§ **EXERCISE BRIEF**
Show every line where "JSON" occurs.

----- MATERIAL FOR THIS TASK -----

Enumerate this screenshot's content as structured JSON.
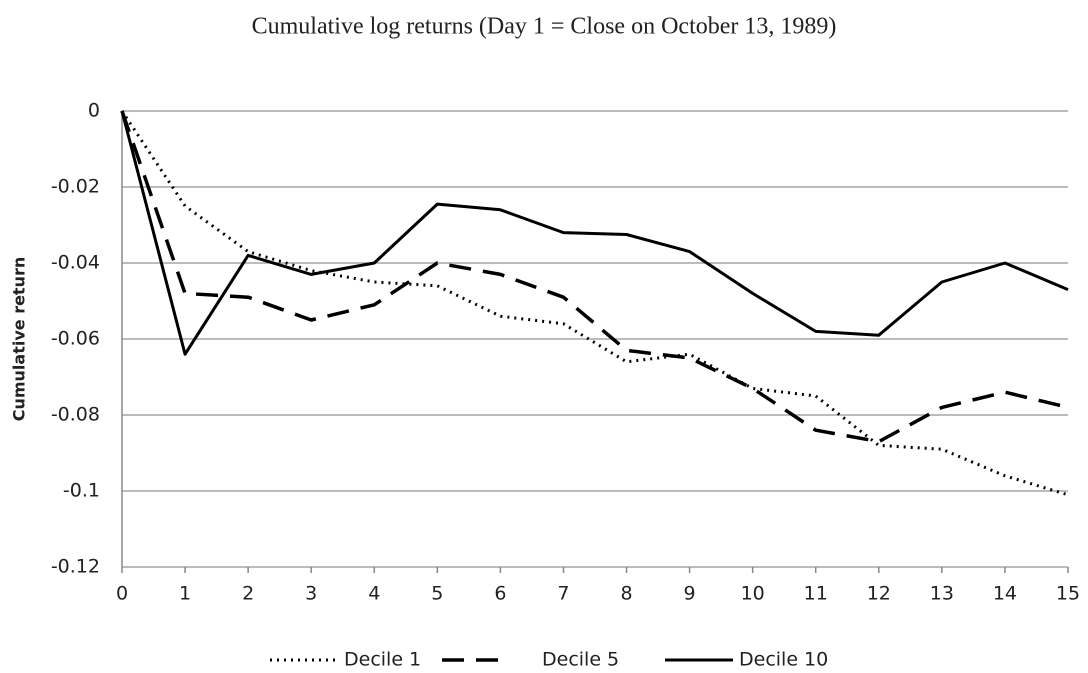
{
  "chart_data": {
    "type": "line",
    "title": "Cumulative log returns (Day 1 = Close on October 13, 1989)",
    "y_label": "Cumulative return",
    "x": [
      0,
      1,
      2,
      3,
      4,
      5,
      6,
      7,
      8,
      9,
      10,
      11,
      12,
      13,
      14,
      15
    ],
    "series": [
      {
        "name": "Decile 1",
        "color": "#000000",
        "values": [
          0,
          -0.025,
          -0.037,
          -0.042,
          -0.045,
          -0.046,
          -0.054,
          -0.056,
          -0.066,
          -0.064,
          -0.073,
          -0.075,
          -0.088,
          -0.089,
          -0.096,
          -0.101
        ]
      },
      {
        "name": "Decile 5",
        "color": "#000000",
        "values": [
          0,
          -0.048,
          -0.049,
          -0.055,
          -0.051,
          -0.04,
          -0.043,
          -0.049,
          -0.063,
          -0.065,
          -0.073,
          -0.084,
          -0.087,
          -0.078,
          -0.074,
          -0.078
        ]
      },
      {
        "name": "Decile 10",
        "color": "#000000",
        "values": [
          0,
          -0.064,
          -0.038,
          -0.043,
          -0.04,
          -0.0245,
          -0.026,
          -0.032,
          -0.0325,
          -0.037,
          -0.048,
          -0.058,
          -0.059,
          -0.045,
          -0.04,
          -0.047
        ]
      }
    ],
    "xlim": [
      0,
      15
    ],
    "ylim": [
      -0.12,
      0
    ],
    "xticks": [
      0,
      1,
      2,
      3,
      4,
      5,
      6,
      7,
      8,
      9,
      10,
      11,
      12,
      13,
      14,
      15
    ],
    "yticks": [
      0,
      -0.02,
      -0.04,
      -0.06,
      -0.08,
      -0.1,
      -0.12
    ],
    "grid": true,
    "legend": "bottom"
  }
}
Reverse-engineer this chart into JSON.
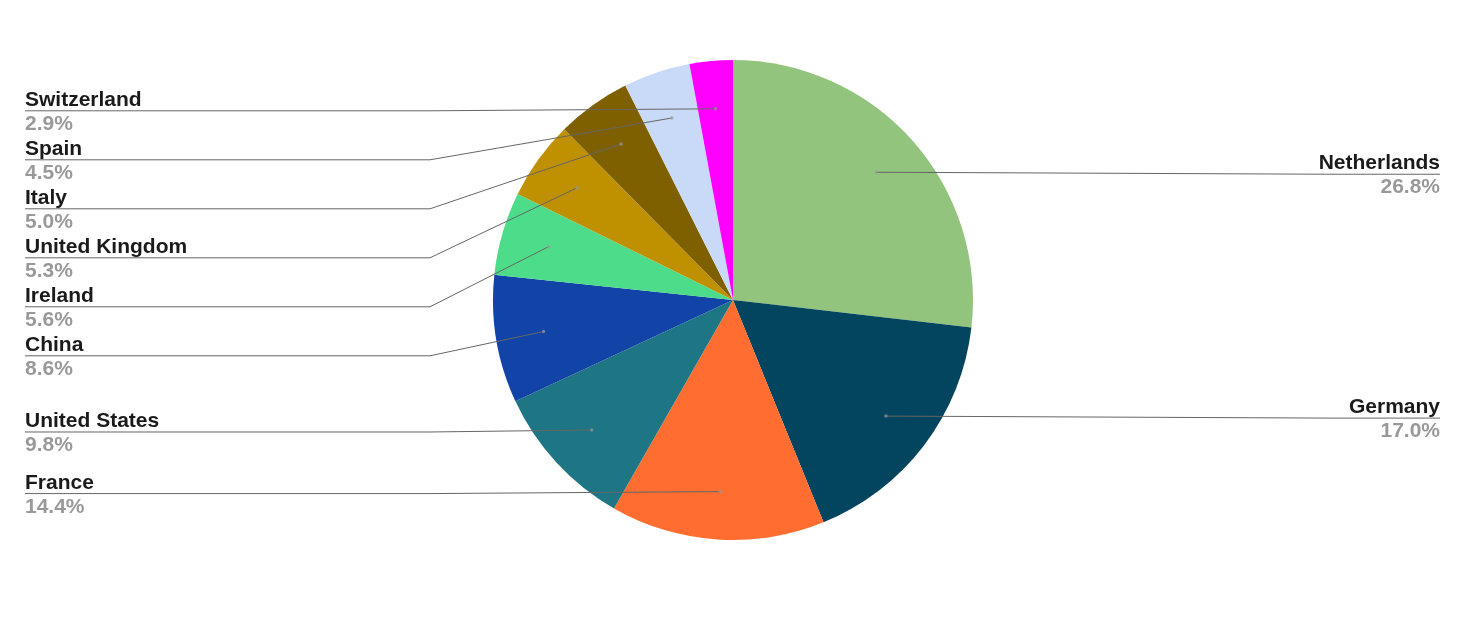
{
  "chart_data": {
    "type": "pie",
    "categories": [
      "Netherlands",
      "Germany",
      "France",
      "United States",
      "China",
      "Ireland",
      "United Kingdom",
      "Italy",
      "Spain",
      "Switzerland"
    ],
    "values": [
      26.8,
      17.0,
      14.4,
      9.8,
      8.6,
      5.6,
      5.3,
      5.0,
      4.5,
      2.9
    ],
    "value_labels": [
      "26.8%",
      "17.0%",
      "14.4%",
      "9.8%",
      "8.6%",
      "5.6%",
      "5.3%",
      "5.0%",
      "4.5%",
      "2.9%"
    ],
    "colors": [
      "#93c47d",
      "#03445e",
      "#ff6d31",
      "#1e7584",
      "#1244a8",
      "#4ddc89",
      "#bf9000",
      "#7f6000",
      "#c9daf8",
      "#ff00ff"
    ]
  }
}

-----

§ **SOLUTION TO THE PROBLEM**
Enumerate this screenshot's content as structured JSON.
Reverse-engineer this chart into JSON.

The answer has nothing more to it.